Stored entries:
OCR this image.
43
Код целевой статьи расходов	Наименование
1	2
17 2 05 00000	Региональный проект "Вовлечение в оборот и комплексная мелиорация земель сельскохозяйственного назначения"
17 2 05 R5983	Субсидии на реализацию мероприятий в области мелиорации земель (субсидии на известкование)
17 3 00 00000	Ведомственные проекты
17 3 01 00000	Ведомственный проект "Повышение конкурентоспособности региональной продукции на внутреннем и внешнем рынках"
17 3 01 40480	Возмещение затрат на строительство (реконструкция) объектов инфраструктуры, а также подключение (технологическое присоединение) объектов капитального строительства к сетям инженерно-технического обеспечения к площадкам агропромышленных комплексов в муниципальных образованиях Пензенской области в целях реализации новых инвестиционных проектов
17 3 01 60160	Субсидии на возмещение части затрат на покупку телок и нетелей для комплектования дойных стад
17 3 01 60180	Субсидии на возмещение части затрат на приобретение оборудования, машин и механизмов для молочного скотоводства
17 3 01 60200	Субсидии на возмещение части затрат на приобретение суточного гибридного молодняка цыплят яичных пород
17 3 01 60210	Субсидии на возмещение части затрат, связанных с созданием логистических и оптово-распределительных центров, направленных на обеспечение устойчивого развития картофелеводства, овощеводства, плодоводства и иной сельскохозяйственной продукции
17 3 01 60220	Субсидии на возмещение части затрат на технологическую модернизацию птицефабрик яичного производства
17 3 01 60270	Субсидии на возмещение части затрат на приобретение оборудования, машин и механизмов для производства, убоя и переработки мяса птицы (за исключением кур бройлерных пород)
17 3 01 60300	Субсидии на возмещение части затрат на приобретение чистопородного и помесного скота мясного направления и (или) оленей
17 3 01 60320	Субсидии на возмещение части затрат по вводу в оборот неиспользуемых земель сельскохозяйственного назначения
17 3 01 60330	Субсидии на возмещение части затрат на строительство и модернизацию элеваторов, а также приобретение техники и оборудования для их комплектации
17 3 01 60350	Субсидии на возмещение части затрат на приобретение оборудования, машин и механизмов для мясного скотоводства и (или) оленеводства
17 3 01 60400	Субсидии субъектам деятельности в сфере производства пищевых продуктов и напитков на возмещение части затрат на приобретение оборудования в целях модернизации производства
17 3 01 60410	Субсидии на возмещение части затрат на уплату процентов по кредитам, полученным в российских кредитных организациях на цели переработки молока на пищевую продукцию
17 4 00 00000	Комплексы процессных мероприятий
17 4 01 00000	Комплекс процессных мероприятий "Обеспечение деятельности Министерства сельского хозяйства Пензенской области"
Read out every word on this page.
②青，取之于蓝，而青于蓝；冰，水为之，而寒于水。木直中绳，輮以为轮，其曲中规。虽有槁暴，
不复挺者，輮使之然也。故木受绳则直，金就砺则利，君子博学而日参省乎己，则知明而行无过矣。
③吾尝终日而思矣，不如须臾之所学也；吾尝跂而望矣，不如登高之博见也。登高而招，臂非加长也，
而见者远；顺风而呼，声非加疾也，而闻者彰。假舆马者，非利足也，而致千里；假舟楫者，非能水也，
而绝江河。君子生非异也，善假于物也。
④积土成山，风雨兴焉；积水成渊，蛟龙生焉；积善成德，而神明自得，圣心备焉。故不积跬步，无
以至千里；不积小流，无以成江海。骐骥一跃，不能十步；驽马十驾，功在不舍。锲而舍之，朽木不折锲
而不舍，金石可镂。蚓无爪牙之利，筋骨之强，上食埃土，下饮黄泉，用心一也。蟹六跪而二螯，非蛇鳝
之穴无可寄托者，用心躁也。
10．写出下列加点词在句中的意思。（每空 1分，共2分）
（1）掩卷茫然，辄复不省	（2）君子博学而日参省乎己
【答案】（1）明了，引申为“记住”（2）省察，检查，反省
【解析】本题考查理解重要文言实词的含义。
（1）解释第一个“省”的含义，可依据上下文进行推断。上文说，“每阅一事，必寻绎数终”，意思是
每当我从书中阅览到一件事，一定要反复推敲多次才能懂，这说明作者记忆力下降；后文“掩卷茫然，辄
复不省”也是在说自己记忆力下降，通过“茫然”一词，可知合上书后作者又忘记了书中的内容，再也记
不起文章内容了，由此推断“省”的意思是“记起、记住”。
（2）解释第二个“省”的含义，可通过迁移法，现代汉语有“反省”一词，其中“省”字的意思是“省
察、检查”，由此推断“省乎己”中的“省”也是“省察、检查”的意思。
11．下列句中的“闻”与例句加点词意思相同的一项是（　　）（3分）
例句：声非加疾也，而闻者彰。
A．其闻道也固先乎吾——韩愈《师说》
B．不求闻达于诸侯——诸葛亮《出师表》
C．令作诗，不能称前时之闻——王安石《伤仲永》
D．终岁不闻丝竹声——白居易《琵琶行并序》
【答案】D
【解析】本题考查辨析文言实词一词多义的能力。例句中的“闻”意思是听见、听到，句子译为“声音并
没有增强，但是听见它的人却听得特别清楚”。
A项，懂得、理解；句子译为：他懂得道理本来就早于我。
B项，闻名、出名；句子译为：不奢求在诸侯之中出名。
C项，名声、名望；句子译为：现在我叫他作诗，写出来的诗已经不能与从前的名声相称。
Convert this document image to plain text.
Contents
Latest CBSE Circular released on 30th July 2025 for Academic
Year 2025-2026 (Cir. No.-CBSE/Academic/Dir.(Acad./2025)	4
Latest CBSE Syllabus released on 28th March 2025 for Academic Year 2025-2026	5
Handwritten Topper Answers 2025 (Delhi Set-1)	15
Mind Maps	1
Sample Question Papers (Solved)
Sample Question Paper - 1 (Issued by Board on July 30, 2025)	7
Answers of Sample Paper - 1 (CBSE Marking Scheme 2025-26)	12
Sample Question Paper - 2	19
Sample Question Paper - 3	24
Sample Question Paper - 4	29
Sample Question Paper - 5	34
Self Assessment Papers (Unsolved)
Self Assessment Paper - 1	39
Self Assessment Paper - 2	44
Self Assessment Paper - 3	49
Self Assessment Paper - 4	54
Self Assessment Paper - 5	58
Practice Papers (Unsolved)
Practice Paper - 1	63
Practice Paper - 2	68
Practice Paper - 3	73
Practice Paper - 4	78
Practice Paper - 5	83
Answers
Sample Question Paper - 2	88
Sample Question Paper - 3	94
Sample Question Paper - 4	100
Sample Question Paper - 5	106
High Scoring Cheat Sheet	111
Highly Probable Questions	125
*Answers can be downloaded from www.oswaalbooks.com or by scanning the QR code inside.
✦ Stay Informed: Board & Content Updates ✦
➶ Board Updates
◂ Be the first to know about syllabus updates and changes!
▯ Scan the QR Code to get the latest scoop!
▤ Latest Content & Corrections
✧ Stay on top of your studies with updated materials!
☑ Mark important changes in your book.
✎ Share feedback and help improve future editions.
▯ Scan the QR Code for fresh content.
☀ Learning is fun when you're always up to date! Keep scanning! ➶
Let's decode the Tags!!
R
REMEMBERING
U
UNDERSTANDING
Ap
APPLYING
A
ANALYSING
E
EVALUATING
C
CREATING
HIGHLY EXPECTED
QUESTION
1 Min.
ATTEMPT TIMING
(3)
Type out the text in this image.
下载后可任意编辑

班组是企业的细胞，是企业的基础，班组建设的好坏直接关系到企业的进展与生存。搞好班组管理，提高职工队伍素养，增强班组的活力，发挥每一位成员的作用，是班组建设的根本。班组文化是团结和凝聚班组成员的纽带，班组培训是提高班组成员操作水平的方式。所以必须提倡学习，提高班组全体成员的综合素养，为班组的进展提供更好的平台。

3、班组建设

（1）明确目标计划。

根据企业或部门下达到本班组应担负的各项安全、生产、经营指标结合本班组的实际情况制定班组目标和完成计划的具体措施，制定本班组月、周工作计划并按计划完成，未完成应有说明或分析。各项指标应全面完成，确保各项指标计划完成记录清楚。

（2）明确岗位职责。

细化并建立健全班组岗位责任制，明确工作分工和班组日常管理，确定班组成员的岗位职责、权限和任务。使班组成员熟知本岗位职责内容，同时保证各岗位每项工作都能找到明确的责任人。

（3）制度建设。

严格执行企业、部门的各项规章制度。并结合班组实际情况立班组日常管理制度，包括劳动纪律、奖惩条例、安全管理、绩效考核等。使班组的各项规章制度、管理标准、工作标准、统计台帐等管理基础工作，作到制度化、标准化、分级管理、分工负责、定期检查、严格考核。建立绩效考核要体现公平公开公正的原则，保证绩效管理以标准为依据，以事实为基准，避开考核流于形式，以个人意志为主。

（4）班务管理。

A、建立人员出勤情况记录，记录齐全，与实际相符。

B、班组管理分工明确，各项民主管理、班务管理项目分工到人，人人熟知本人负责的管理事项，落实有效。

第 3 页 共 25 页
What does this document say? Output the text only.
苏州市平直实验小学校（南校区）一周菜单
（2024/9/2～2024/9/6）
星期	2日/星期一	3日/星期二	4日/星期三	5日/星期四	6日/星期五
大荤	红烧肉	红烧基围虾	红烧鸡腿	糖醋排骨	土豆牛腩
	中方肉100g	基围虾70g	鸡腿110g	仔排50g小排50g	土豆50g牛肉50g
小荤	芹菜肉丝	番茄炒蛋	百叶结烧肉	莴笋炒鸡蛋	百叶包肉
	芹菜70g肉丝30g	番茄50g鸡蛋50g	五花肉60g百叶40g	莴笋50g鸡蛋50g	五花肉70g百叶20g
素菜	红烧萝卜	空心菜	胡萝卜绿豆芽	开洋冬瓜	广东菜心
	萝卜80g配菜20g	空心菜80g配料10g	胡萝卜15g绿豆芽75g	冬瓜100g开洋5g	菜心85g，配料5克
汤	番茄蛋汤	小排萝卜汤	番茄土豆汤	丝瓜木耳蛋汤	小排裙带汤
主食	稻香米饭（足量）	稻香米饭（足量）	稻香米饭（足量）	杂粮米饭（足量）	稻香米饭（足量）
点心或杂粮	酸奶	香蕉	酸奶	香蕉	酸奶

— Instructions to follow —
Looking at the records above, count the lines where the word "назначения" appears. State only the number.

— The response —
2